**The problem:** List each line of the data that holds the string "uložil".

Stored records
-----
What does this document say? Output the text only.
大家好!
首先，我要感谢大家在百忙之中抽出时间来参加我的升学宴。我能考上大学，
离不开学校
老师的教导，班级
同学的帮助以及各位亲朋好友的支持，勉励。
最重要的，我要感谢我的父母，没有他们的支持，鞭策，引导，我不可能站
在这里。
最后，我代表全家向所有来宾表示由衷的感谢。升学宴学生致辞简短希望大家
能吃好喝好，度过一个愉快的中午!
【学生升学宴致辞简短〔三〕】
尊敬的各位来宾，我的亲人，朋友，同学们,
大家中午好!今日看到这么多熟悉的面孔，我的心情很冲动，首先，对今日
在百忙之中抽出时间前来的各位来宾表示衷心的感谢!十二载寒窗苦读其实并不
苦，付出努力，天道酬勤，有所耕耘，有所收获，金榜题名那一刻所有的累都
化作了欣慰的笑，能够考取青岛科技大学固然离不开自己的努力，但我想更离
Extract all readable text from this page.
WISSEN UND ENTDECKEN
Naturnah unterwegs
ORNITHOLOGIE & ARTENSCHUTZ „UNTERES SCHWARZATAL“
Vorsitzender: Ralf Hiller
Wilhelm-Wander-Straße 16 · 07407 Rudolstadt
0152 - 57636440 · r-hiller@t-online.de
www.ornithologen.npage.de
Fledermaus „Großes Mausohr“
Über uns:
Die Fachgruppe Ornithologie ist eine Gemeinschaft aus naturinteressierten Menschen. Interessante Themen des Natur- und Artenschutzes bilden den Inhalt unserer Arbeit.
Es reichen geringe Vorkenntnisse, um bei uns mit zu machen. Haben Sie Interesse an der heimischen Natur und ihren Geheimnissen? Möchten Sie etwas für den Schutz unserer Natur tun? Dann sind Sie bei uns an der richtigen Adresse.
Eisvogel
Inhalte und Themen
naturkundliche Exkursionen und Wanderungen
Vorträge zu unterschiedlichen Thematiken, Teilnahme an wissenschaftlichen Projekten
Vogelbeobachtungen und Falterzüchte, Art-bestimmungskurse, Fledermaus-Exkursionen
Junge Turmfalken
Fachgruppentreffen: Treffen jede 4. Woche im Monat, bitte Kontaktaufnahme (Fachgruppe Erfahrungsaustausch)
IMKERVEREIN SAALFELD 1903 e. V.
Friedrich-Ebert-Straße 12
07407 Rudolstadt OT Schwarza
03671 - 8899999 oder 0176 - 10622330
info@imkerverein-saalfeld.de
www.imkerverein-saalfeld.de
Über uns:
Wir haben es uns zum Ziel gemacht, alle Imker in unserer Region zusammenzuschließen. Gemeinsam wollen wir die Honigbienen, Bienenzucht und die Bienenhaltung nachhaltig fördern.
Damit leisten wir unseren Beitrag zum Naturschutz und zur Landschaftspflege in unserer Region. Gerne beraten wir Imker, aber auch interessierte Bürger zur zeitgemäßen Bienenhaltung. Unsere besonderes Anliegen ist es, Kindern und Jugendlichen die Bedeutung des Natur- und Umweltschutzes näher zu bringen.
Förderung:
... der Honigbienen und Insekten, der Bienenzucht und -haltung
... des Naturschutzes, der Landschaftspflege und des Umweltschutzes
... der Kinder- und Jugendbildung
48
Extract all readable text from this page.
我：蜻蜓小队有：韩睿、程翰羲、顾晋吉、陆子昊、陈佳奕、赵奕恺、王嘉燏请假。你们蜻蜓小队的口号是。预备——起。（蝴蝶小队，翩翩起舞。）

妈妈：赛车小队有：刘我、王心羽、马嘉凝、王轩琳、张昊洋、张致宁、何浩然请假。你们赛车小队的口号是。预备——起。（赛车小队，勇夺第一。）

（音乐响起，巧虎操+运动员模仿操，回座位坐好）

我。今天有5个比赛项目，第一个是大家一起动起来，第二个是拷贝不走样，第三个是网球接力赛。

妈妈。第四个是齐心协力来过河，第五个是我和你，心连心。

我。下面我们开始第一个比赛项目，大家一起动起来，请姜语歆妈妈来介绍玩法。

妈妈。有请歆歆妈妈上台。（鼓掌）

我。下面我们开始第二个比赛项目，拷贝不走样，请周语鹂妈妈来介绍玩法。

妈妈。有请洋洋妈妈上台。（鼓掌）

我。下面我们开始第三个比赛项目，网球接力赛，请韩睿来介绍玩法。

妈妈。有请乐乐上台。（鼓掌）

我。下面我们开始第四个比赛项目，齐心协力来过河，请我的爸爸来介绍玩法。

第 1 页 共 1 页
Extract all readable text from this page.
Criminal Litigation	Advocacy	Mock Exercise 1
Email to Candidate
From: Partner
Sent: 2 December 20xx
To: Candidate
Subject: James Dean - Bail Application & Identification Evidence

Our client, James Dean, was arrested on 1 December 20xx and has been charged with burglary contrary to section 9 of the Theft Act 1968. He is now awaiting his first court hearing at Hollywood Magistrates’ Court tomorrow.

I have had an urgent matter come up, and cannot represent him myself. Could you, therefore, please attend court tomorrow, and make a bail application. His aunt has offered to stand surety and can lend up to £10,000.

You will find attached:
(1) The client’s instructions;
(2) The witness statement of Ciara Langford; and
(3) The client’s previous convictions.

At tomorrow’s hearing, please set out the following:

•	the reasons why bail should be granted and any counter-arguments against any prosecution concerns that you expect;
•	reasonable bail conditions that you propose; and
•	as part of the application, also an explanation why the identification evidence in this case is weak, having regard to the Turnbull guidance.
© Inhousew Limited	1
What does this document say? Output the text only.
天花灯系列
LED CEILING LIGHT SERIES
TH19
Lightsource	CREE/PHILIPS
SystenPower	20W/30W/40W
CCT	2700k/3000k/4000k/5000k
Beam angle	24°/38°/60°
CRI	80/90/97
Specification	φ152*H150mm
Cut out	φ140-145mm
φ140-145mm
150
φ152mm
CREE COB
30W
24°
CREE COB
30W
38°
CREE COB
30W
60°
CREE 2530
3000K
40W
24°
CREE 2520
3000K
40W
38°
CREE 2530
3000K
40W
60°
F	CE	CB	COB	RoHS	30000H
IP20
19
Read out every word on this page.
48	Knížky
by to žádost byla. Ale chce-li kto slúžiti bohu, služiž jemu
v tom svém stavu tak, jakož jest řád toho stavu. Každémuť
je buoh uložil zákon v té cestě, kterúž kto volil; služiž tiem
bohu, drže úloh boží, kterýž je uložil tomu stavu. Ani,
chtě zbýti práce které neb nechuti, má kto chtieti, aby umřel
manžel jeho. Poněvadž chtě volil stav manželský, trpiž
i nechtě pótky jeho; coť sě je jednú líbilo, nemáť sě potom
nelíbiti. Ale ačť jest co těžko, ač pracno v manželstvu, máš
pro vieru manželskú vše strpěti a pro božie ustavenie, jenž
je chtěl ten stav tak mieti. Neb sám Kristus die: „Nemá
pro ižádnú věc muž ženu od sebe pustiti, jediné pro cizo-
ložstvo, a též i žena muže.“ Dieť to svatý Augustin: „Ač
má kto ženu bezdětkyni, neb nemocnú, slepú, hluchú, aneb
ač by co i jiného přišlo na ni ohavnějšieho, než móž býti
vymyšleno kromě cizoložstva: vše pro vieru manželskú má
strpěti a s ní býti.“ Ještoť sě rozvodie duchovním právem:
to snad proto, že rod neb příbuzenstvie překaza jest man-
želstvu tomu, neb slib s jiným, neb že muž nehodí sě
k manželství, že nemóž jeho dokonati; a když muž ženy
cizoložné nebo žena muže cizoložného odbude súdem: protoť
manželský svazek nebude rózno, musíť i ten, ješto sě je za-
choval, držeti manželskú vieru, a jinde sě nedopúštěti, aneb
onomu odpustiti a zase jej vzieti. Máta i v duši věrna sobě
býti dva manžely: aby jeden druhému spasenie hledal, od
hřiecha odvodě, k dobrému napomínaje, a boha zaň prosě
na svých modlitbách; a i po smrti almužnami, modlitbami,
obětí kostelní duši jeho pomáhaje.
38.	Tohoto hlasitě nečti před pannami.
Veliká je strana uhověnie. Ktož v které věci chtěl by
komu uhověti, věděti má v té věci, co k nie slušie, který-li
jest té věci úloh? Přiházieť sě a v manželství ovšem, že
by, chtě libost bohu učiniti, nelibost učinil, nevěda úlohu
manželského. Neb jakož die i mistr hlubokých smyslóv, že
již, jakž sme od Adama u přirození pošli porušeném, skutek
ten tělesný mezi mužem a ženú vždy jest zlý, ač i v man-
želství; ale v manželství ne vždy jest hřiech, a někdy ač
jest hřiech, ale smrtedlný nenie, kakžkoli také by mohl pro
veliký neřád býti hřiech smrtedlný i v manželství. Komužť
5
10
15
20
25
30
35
-----
**Solution for this problem:**
je buoh uložil zákon v té cestě, kterúž kto volil; služiž tiem
bohu, drže úloh boží, kterýž je uložil tomu stavu. Ani,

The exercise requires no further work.